Set problem: Each record is to be printed again precisely as it reads.

[START OF Dataset records]

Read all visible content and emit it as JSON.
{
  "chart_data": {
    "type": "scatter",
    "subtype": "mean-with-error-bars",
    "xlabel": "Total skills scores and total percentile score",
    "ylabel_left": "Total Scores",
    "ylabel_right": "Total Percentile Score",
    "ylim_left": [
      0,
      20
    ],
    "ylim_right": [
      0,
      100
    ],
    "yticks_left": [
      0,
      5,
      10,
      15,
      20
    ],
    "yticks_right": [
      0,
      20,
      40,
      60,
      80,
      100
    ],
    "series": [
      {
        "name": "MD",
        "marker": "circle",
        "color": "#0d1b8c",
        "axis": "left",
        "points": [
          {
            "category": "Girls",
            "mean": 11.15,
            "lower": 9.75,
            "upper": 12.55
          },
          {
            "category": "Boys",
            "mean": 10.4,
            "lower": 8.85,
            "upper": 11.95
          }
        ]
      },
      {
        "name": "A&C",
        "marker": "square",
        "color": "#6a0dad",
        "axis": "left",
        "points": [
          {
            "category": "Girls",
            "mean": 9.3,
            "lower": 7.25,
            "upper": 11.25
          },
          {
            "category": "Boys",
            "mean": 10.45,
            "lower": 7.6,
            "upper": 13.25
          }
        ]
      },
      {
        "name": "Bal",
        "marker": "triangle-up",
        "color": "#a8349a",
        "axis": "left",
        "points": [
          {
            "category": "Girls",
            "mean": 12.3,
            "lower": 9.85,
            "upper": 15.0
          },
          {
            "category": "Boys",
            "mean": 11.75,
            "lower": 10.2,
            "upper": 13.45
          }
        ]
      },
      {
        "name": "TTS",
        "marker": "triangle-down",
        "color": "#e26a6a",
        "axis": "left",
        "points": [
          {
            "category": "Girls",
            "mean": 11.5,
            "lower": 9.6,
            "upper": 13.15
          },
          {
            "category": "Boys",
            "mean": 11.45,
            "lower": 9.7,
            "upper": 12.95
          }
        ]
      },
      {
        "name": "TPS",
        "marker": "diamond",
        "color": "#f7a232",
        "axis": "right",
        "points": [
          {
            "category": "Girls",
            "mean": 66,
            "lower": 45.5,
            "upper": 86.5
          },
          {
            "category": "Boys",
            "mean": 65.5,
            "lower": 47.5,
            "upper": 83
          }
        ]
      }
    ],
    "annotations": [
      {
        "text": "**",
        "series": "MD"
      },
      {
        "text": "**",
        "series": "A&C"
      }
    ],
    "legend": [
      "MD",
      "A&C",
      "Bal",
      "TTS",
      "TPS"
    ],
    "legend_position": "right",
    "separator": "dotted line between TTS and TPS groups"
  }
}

[END OF Dataset records]

Exercise result:
Read all visible content and emit it as JSON.
{
  "chart_data": {
    "type": "scatter",
    "subtype": "mean-with-error-bars",
    "xlabel": "Total skills scores and total percentile score",
    "ylabel_left": "Total Scores",
    "ylabel_right": "Total Percentile Score",
    "ylim_left": [
      0,
      20
    ],
    "ylim_right": [
      0,
      100
    ],
    "yticks_left": [
      0,
      5,
      10,
      15,
      20
    ],
    "yticks_right": [
      0,
      20,
      40,
      60,
      80,
      100
    ],
    "series": [
      {
        "name": "MD",
        "marker": "circle",
        "color": "#0d1b8c",
        "axis": "left",
        "points": [
          {
            "category": "Girls",
            "mean": 11.15,
            "lower": 9.75,
            "upper": 12.55
          },
          {
            "category": "Boys",
            "mean": 10.4,
            "lower": 8.85,
            "upper": 11.95
          }
        ]
      },
      {
        "name": "A&C",
        "marker": "square",
        "color": "#6a0dad",
        "axis": "left",
        "points": [
          {
            "category": "Girls",
            "mean": 9.3,
            "lower": 7.25,
            "upper": 11.25
          },
          {
            "category": "Boys",
            "mean": 10.45,
            "lower": 7.6,
            "upper": 13.25
          }
        ]
      },
      {
        "name": "Bal",
        "marker": "triangle-up",
        "color": "#a8349a",
        "axis": "left",
        "points": [
          {
            "category": "Girls",
            "mean": 12.3,
            "lower": 9.85,
            "upper": 15.0
          },
          {
            "category": "Boys",
            "mean": 11.75,
            "lower": 10.2,
            "upper": 13.45
          }
        ]
      },
      {
        "name": "TTS",
        "marker": "triangle-down",
        "color": "#e26a6a",
        "axis": "left",
        "points": [
          {
            "category": "Girls",
            "mean": 11.5,
            "lower": 9.6,
            "upper": 13.15
          },
          {
            "category": "Boys",
            "mean": 11.45,
            "lower": 9.7,
            "upper": 12.95
          }
        ]
      },
      {
        "name": "TPS",
        "marker": "diamond",
        "color": "#f7a232",
        "axis": "right",
        "points": [
          {
            "category": "Girls",
            "mean": 66,
            "lower": 45.5,
            "upper": 86.5
          },
          {
            "category": "Boys",
            "mean": 65.5,
            "lower": 47.5,
            "upper": 83
          }
        ]
      }
    ],
    "annotations": [
      {
        "text": "**",
        "series": "MD"
      },
      {
        "text": "**",
        "series": "A&C"
      }
    ],
    "legend": [
      "MD",
      "A&C",
      "Bal",
      "TTS",
      "TPS"
    ],
    "legend_position": "right",
    "separator": "dotted line between TTS and TPS groups"
  }
}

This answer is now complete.